_Task statement:_
Using the data below, copy each line that includes the word "false".

::::

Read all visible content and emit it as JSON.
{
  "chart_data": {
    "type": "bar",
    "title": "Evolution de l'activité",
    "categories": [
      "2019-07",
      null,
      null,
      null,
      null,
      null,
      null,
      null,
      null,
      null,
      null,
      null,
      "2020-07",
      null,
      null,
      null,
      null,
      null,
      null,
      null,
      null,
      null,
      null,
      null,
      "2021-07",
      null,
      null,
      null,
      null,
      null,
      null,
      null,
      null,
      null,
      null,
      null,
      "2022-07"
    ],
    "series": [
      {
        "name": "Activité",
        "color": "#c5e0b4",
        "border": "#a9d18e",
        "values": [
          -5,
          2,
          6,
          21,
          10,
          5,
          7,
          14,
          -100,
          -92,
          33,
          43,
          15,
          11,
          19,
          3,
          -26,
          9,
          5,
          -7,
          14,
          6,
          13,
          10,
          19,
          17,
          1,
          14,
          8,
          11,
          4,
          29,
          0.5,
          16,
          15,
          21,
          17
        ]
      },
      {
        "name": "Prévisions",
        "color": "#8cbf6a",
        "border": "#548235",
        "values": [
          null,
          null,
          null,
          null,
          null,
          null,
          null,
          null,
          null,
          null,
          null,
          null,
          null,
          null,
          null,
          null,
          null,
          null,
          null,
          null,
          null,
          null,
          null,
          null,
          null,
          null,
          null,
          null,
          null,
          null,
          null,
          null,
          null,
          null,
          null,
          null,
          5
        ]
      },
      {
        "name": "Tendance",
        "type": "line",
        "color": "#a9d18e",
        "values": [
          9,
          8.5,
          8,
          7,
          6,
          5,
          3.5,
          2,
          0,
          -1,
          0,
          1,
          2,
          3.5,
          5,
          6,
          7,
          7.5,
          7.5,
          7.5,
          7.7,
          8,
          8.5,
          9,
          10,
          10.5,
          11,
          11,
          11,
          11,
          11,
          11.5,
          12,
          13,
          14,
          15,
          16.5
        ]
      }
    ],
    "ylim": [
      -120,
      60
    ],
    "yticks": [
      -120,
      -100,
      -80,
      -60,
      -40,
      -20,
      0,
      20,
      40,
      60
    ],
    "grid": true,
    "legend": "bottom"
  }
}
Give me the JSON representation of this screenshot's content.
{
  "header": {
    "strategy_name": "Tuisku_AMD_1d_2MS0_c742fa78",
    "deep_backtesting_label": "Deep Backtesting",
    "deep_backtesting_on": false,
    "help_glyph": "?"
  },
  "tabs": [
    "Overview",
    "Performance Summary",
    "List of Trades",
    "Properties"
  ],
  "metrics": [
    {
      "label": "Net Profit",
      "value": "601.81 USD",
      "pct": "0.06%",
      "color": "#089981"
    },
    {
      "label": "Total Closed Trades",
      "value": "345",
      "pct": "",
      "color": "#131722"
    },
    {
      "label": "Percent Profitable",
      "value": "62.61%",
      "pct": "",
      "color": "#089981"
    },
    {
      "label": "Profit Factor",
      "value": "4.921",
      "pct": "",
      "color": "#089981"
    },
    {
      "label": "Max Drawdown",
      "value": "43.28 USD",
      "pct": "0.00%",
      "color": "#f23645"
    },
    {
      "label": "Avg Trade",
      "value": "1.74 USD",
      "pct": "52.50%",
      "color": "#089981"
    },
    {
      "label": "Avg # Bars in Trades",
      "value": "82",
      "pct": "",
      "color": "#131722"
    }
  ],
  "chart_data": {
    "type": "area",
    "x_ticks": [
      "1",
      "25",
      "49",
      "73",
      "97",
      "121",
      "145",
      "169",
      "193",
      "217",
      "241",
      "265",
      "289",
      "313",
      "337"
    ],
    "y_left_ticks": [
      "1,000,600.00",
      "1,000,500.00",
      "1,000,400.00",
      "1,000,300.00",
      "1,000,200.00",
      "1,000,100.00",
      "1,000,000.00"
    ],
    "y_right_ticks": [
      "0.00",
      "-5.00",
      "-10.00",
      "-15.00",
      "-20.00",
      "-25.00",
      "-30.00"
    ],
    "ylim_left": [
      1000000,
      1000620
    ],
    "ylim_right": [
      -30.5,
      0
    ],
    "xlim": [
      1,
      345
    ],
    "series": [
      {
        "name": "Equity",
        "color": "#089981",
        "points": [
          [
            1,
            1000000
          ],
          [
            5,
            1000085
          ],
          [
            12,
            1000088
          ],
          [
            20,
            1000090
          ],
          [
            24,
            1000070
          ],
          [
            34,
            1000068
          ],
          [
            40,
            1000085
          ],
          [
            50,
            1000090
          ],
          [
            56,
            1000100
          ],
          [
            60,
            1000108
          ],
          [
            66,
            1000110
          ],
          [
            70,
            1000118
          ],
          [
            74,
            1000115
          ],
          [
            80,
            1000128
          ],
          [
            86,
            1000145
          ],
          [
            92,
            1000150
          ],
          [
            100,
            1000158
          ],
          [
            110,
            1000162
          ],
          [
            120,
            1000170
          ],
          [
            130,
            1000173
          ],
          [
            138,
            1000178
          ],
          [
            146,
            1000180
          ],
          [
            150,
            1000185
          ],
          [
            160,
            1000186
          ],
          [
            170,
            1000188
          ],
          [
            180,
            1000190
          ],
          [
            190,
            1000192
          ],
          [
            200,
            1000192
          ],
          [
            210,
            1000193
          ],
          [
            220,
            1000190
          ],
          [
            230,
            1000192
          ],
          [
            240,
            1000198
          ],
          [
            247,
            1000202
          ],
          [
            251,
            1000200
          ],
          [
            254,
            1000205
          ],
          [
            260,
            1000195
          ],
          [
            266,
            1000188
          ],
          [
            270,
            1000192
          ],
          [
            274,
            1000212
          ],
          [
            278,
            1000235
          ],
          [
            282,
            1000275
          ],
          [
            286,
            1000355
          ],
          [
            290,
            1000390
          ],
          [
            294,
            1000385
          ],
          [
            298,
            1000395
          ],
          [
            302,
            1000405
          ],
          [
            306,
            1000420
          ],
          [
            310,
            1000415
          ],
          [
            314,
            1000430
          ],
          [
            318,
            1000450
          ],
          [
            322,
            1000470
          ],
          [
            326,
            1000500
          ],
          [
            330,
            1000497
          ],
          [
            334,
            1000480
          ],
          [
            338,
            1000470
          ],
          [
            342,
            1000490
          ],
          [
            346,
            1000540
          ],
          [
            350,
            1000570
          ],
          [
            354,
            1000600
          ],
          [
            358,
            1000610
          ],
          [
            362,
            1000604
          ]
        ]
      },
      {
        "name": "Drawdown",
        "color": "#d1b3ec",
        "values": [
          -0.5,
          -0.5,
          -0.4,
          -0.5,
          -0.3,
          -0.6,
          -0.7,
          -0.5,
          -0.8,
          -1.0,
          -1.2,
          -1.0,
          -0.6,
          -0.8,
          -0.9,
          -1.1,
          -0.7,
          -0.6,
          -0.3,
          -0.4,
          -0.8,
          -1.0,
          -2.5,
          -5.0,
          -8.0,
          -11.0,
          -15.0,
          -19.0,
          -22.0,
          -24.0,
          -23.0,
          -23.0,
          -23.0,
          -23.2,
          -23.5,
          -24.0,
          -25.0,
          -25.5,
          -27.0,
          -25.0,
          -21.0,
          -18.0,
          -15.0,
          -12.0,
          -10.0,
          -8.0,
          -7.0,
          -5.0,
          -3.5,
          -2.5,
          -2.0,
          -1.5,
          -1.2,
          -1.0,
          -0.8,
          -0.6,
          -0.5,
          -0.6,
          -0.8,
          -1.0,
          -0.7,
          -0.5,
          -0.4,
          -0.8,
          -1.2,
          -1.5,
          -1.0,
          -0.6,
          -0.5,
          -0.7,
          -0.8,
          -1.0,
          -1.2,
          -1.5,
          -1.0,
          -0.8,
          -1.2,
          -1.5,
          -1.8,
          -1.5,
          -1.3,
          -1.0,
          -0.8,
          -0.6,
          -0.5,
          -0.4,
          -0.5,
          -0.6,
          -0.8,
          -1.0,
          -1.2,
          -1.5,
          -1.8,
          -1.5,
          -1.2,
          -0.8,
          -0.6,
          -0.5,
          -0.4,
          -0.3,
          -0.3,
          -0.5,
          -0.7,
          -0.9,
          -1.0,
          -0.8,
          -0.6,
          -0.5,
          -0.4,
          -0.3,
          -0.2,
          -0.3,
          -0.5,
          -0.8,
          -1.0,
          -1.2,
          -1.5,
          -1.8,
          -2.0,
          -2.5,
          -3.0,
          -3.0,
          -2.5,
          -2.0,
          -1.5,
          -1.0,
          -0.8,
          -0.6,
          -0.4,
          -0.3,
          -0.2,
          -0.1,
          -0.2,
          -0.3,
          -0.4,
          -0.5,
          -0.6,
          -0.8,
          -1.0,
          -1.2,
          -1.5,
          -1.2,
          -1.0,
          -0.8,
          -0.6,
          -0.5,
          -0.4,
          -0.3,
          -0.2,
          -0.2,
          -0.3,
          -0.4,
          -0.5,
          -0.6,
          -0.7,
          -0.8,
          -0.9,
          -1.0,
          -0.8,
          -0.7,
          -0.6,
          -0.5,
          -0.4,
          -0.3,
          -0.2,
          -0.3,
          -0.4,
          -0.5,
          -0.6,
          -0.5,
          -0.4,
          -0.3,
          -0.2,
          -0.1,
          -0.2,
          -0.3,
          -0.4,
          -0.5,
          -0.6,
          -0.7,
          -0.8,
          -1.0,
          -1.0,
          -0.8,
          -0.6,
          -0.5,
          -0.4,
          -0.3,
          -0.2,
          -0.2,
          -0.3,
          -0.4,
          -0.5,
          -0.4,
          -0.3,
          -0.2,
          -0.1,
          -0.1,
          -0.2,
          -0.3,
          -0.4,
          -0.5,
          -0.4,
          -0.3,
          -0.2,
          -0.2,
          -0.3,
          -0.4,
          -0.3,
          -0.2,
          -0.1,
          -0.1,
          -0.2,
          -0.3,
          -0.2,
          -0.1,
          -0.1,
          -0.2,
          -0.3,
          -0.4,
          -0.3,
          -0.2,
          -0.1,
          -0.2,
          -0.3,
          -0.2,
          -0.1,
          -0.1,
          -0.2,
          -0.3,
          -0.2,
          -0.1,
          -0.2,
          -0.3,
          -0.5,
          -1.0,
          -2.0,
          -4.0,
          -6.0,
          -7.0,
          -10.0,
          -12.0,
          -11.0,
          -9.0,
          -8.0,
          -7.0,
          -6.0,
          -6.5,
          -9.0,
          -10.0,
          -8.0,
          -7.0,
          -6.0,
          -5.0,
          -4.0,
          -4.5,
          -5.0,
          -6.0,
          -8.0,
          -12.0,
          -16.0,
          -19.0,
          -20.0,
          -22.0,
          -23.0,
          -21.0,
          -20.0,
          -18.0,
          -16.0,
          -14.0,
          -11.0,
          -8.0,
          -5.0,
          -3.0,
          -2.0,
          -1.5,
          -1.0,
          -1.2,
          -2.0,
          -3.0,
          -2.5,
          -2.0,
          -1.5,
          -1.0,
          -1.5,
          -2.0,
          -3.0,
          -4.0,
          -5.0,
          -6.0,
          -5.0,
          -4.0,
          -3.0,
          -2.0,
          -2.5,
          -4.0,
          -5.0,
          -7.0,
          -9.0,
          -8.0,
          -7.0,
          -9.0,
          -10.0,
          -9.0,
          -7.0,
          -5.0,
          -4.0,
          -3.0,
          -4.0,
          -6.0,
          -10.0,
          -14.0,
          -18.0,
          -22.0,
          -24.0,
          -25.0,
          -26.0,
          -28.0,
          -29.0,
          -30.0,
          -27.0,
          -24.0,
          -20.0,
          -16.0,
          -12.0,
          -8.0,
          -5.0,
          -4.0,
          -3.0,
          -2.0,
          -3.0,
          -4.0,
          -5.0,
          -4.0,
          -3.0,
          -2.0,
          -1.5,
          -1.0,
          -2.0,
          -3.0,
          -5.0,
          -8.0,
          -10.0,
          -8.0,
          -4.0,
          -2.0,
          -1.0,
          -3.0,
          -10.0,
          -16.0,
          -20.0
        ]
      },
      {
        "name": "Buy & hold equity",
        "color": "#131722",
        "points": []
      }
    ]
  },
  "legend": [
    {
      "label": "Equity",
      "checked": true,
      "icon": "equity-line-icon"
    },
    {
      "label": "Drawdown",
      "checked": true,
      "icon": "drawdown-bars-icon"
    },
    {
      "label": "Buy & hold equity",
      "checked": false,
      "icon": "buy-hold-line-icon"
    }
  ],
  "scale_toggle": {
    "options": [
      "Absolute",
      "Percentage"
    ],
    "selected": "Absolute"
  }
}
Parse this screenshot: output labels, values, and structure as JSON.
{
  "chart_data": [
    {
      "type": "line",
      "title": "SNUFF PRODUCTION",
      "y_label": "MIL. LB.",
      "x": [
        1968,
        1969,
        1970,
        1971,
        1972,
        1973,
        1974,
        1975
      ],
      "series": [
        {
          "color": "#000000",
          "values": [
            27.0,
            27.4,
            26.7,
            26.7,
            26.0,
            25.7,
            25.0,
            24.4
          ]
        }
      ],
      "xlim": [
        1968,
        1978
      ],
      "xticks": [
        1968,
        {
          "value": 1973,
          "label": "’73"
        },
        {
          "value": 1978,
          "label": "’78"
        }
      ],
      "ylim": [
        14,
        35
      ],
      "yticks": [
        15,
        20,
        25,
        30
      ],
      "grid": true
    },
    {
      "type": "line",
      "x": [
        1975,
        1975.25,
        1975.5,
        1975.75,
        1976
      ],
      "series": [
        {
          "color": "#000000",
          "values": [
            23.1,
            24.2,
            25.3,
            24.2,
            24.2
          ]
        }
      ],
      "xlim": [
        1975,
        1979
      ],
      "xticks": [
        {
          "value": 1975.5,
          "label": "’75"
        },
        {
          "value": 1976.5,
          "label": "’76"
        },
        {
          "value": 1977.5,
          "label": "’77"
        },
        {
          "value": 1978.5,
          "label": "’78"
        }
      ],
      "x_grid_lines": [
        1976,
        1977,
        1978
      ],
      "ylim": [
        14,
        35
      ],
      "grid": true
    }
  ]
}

::::

_Task output:_
    "deep_backtesting_on": false,
      "checked": false,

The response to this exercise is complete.